Items from a figure collection
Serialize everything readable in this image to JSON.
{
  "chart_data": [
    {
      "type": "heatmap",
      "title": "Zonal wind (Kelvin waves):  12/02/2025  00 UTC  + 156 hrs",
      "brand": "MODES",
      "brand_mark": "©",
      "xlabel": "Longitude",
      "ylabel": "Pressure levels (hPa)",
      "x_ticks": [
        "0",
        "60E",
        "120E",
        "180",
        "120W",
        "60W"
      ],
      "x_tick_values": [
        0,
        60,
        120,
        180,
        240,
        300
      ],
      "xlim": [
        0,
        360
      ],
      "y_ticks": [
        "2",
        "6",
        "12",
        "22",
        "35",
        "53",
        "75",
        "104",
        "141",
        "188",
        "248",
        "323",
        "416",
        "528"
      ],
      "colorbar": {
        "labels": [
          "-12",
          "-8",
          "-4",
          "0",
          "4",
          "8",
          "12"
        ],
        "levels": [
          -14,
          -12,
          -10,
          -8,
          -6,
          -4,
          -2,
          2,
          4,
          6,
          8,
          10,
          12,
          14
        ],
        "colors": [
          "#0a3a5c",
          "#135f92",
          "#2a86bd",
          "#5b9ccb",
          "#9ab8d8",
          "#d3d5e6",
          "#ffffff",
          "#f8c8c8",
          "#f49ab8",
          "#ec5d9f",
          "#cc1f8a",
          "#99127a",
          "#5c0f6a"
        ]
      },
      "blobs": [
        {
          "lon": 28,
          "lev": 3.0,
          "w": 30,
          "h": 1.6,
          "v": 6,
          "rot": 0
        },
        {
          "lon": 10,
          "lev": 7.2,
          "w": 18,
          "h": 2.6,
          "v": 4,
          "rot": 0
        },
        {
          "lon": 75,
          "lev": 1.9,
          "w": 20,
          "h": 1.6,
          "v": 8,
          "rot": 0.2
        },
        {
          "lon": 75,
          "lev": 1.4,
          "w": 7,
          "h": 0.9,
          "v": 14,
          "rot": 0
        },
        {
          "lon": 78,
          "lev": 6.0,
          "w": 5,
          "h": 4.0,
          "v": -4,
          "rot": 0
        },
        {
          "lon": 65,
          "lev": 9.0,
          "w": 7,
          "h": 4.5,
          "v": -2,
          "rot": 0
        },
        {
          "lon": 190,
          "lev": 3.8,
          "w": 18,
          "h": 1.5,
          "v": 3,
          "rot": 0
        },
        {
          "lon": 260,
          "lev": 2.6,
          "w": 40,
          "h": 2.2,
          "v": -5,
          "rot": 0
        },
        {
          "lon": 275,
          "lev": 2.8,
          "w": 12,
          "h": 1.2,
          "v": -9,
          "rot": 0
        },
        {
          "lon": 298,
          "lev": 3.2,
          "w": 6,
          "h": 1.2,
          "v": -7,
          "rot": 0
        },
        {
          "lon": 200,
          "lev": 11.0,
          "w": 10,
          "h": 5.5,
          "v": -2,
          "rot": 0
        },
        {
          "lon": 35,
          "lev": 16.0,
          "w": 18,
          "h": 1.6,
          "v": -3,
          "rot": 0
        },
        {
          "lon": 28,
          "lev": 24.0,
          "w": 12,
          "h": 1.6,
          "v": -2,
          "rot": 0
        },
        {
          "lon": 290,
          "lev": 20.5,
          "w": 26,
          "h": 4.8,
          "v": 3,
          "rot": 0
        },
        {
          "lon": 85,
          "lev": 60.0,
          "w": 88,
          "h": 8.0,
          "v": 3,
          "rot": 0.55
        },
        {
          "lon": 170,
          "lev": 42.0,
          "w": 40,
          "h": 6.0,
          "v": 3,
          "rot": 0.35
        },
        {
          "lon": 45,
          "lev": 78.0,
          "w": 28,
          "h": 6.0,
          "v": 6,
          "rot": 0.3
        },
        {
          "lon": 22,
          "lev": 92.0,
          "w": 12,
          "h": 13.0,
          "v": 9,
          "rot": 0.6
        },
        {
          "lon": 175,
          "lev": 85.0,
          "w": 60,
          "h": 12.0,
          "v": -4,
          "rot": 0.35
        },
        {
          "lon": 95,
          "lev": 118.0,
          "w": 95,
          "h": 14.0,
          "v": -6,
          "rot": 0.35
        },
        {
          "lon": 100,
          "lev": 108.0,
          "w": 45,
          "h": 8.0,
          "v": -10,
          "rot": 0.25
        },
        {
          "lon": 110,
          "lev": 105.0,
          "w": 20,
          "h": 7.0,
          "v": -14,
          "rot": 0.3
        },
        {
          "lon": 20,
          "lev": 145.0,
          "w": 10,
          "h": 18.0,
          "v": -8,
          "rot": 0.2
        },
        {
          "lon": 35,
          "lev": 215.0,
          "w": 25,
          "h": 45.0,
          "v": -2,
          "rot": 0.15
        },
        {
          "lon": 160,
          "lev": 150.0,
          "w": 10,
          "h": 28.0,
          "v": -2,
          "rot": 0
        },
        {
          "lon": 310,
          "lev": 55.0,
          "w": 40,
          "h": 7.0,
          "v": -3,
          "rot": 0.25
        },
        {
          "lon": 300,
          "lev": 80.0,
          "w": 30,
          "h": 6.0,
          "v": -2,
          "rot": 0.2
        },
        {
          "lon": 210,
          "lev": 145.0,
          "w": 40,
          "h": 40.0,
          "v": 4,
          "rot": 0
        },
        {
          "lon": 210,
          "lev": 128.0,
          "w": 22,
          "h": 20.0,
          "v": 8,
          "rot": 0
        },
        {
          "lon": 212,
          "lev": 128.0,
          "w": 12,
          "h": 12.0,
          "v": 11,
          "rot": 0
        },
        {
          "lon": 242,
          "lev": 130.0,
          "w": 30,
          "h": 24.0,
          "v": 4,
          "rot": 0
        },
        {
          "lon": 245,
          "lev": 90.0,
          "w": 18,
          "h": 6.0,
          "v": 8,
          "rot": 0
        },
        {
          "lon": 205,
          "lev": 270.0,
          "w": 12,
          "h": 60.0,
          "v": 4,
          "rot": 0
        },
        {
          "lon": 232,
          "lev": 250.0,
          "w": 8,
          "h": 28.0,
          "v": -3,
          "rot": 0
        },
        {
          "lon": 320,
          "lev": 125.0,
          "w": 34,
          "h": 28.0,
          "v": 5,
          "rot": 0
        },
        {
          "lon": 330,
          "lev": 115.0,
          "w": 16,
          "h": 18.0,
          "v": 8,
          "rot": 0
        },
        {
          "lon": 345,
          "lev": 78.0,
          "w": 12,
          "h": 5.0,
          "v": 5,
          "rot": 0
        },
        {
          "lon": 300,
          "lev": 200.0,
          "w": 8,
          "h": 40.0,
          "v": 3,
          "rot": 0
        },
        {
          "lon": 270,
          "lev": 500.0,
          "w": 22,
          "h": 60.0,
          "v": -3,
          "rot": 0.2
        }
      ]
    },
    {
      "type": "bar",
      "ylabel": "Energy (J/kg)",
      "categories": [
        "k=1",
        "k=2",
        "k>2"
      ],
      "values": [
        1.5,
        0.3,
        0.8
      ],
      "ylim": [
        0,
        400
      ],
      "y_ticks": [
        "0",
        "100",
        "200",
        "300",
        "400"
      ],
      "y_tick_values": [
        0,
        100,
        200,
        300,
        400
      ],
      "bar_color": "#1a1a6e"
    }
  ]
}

Exercise directions: From the listing above, collect each line in which the string "ylabel" appears.

Solution for this problem:
      "ylabel": "Pressure levels (hPa)",
      "ylabel": "Energy (J/kg)",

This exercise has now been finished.